EXERCISE DIRECTIONS: Report only the number of lines holding "车行道下管道环刚度".

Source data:
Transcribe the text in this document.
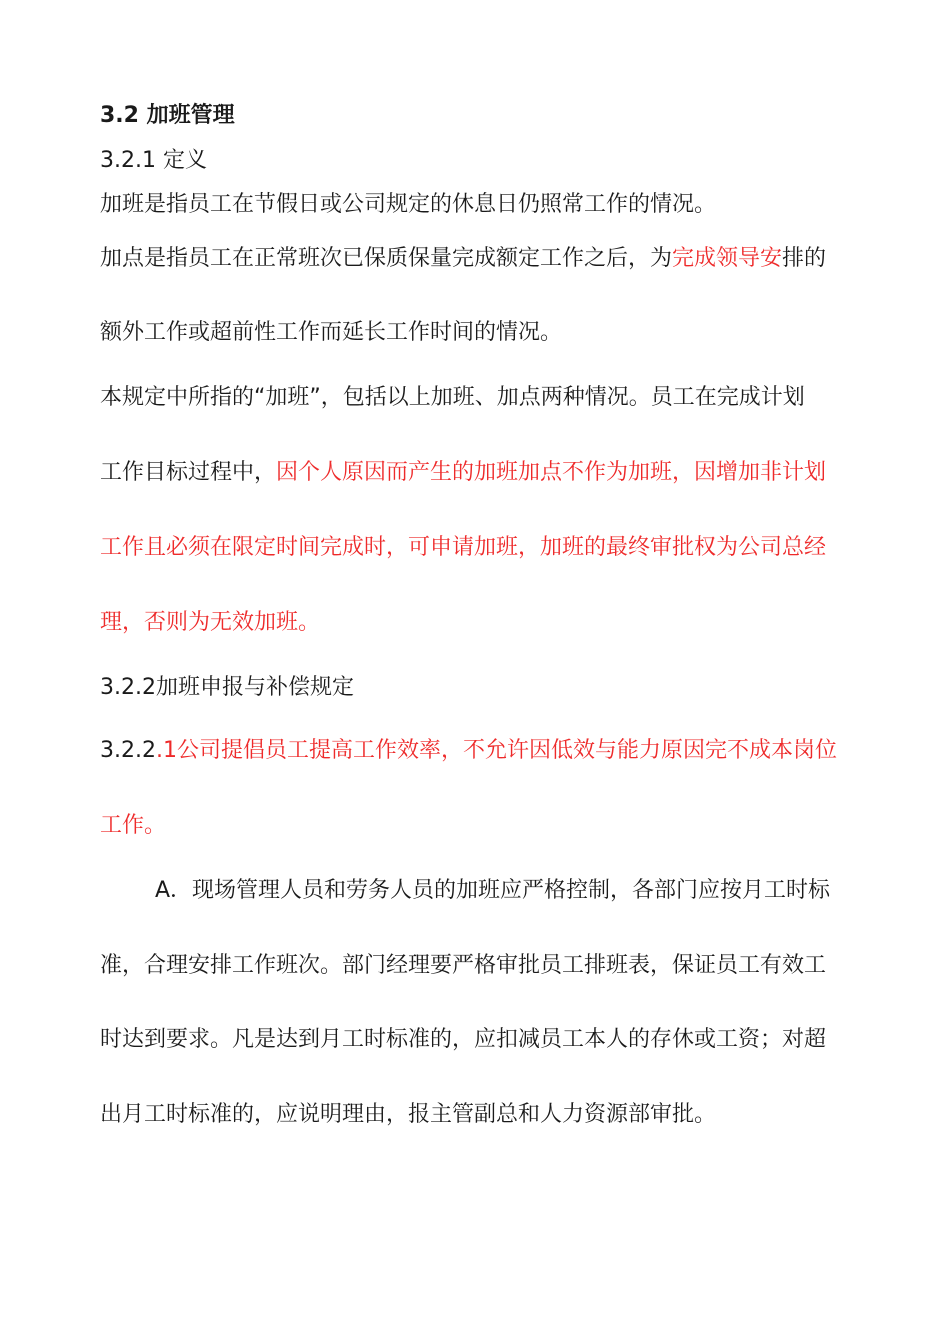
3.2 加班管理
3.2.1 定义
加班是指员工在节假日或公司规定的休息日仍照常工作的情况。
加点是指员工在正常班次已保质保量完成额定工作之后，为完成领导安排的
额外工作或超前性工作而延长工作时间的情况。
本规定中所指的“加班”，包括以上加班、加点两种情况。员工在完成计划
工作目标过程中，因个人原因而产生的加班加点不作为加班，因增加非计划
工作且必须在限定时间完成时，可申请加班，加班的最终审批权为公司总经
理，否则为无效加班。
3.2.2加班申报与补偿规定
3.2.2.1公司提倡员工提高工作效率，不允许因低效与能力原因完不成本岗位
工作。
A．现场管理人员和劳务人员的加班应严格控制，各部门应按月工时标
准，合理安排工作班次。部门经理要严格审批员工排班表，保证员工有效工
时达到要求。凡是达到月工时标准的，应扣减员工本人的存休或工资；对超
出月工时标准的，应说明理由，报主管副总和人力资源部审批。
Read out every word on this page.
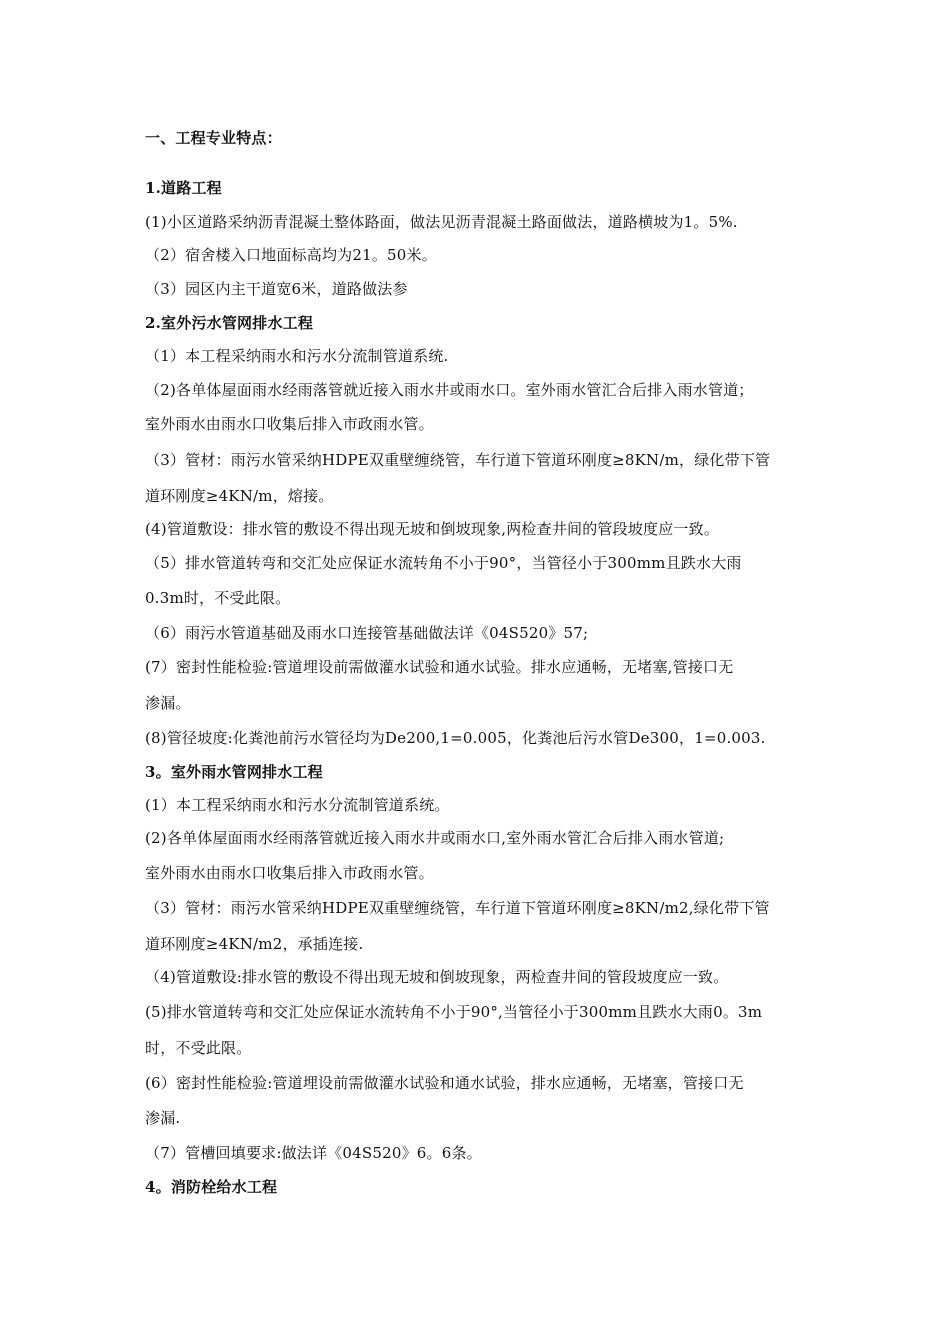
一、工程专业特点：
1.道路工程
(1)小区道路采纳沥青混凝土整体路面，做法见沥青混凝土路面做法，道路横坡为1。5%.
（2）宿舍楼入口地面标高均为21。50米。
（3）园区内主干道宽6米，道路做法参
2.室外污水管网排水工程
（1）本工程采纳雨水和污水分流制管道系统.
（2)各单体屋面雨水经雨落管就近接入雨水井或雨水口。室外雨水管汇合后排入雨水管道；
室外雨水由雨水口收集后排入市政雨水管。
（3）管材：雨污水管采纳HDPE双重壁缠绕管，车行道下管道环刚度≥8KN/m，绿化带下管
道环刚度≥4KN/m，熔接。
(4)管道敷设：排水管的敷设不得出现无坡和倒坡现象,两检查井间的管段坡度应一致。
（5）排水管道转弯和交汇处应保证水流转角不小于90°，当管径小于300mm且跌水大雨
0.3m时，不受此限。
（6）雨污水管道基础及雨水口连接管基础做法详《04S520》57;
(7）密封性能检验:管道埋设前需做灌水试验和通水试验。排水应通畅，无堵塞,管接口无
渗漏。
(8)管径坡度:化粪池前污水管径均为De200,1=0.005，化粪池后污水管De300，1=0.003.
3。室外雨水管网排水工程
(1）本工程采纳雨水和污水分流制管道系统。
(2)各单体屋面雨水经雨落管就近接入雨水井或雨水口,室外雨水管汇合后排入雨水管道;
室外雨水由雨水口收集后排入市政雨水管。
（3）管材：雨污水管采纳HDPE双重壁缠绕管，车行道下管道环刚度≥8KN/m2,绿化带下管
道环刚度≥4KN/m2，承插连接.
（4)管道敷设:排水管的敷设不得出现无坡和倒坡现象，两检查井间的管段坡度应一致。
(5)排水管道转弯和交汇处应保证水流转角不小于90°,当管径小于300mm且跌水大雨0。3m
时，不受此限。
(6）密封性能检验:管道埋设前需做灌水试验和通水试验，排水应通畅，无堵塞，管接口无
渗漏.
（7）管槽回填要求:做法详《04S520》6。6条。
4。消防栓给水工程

...

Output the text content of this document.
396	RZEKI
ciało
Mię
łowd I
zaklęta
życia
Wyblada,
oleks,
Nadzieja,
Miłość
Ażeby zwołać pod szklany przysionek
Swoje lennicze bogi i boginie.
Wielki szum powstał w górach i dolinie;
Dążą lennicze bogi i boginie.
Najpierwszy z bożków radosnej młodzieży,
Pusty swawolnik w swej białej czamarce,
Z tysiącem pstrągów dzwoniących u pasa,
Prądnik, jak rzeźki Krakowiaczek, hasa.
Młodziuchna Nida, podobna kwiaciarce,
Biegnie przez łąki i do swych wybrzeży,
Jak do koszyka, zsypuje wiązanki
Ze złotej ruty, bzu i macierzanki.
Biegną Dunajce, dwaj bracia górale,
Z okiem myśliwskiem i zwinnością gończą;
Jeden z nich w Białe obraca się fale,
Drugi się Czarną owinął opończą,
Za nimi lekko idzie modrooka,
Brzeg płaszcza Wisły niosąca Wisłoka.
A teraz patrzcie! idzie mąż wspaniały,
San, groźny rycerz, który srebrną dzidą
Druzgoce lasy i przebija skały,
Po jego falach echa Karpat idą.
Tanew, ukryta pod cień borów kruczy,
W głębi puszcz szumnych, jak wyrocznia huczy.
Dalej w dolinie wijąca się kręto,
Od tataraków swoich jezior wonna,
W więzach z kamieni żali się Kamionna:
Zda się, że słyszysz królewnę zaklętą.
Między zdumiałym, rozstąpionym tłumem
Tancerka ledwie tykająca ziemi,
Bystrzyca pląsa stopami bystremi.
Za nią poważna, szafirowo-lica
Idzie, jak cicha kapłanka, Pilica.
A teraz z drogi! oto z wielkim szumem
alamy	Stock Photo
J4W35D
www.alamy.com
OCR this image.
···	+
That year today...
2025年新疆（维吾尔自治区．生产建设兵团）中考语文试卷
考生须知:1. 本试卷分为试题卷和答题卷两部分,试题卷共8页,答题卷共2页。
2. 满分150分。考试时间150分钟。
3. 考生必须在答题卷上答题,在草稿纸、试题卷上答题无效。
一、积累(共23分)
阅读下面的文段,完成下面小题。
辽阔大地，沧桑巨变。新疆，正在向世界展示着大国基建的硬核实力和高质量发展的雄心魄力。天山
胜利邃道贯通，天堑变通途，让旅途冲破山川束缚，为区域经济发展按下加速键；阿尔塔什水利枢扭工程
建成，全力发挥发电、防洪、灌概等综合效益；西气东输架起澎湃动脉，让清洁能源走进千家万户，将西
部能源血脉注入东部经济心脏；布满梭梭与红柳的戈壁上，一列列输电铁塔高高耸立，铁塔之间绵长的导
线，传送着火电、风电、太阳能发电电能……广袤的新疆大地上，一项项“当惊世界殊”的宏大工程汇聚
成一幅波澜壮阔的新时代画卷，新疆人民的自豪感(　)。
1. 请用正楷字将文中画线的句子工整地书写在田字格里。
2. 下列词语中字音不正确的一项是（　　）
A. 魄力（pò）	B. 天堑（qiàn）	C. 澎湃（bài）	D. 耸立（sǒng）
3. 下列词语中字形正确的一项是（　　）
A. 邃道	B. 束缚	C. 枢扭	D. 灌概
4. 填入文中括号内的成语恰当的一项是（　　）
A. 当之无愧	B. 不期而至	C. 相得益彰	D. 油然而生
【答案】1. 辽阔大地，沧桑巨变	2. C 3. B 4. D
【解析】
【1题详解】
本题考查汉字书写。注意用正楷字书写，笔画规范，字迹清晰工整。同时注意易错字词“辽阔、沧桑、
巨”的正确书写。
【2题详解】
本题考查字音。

SOLUTION TO THIS PROBLEM: 2